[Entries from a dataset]

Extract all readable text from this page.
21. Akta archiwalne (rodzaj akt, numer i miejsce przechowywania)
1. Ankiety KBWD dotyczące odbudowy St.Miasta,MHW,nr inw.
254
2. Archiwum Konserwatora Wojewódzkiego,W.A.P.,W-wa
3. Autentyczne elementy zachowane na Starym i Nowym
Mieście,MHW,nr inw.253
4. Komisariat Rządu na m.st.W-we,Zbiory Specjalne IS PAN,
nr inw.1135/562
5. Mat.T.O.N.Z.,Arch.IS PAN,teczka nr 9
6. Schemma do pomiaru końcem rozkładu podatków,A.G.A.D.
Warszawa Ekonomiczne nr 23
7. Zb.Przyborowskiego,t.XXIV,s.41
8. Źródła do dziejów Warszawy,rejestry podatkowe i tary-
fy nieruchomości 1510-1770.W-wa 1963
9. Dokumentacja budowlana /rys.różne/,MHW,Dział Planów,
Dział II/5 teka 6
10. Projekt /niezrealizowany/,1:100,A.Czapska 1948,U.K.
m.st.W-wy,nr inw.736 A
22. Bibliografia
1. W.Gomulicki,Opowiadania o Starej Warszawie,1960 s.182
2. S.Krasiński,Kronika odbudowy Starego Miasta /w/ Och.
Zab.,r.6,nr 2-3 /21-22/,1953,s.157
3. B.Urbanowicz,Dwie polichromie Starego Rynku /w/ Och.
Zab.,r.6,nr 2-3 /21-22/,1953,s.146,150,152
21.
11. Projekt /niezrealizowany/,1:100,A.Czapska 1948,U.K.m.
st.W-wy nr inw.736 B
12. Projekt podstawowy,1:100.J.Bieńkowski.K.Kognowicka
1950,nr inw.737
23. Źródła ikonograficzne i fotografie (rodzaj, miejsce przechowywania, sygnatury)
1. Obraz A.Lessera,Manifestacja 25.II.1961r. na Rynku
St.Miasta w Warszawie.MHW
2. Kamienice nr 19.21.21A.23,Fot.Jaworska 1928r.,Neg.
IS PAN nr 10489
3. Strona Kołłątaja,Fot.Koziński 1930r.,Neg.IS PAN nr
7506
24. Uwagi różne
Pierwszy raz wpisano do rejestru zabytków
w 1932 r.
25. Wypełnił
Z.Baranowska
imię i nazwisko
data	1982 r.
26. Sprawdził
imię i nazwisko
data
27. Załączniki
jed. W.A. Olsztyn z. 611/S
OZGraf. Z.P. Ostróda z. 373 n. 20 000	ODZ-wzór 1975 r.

• _YOUR GOAL_:
Reproduce all of the material above word for word.

• _RESPONSE_:
Extract all readable text from this page.
21. Akta archiwalne (rodzaj akt, numer i miejsce przechowywania)
1. Ankiety KBWD dotyczące odbudowy St.Miasta,MHW,nr inw.
254
2. Archiwum Konserwatora Wojewódzkiego,W.A.P.,W-wa
3. Autentyczne elementy zachowane na Starym i Nowym
Mieście,MHW,nr inw.253
4. Komisariat Rządu na m.st.W-we,Zbiory Specjalne IS PAN,
nr inw.1135/562
5. Mat.T.O.N.Z.,Arch.IS PAN,teczka nr 9
6. Schemma do pomiaru końcem rozkładu podatków,A.G.A.D.
Warszawa Ekonomiczne nr 23
7. Zb.Przyborowskiego,t.XXIV,s.41
8. Źródła do dziejów Warszawy,rejestry podatkowe i tary-
fy nieruchomości 1510-1770.W-wa 1963
9. Dokumentacja budowlana /rys.różne/,MHW,Dział Planów,
Dział II/5 teka 6
10. Projekt /niezrealizowany/,1:100,A.Czapska 1948,U.K.
m.st.W-wy,nr inw.736 A
22. Bibliografia
1. W.Gomulicki,Opowiadania o Starej Warszawie,1960 s.182
2. S.Krasiński,Kronika odbudowy Starego Miasta /w/ Och.
Zab.,r.6,nr 2-3 /21-22/,1953,s.157
3. B.Urbanowicz,Dwie polichromie Starego Rynku /w/ Och.
Zab.,r.6,nr 2-3 /21-22/,1953,s.146,150,152
21.
11. Projekt /niezrealizowany/,1:100,A.Czapska 1948,U.K.m.
st.W-wy nr inw.736 B
12. Projekt podstawowy,1:100.J.Bieńkowski.K.Kognowicka
1950,nr inw.737
23. Źródła ikonograficzne i fotografie (rodzaj, miejsce przechowywania, sygnatury)
1. Obraz A.Lessera,Manifestacja 25.II.1961r. na Rynku
St.Miasta w Warszawie.MHW
2. Kamienice nr 19.21.21A.23,Fot.Jaworska 1928r.,Neg.
IS PAN nr 10489
3. Strona Kołłątaja,Fot.Koziński 1930r.,Neg.IS PAN nr
7506
24. Uwagi różne
Pierwszy raz wpisano do rejestru zabytków
w 1932 r.
25. Wypełnił
Z.Baranowska
imię i nazwisko
data	1982 r.
26. Sprawdził
imię i nazwisko
data
27. Załączniki
jed. W.A. Olsztyn z. 611/S
OZGraf. Z.P. Ostróda z. 373 n. 20 000	ODZ-wzór 1975 r.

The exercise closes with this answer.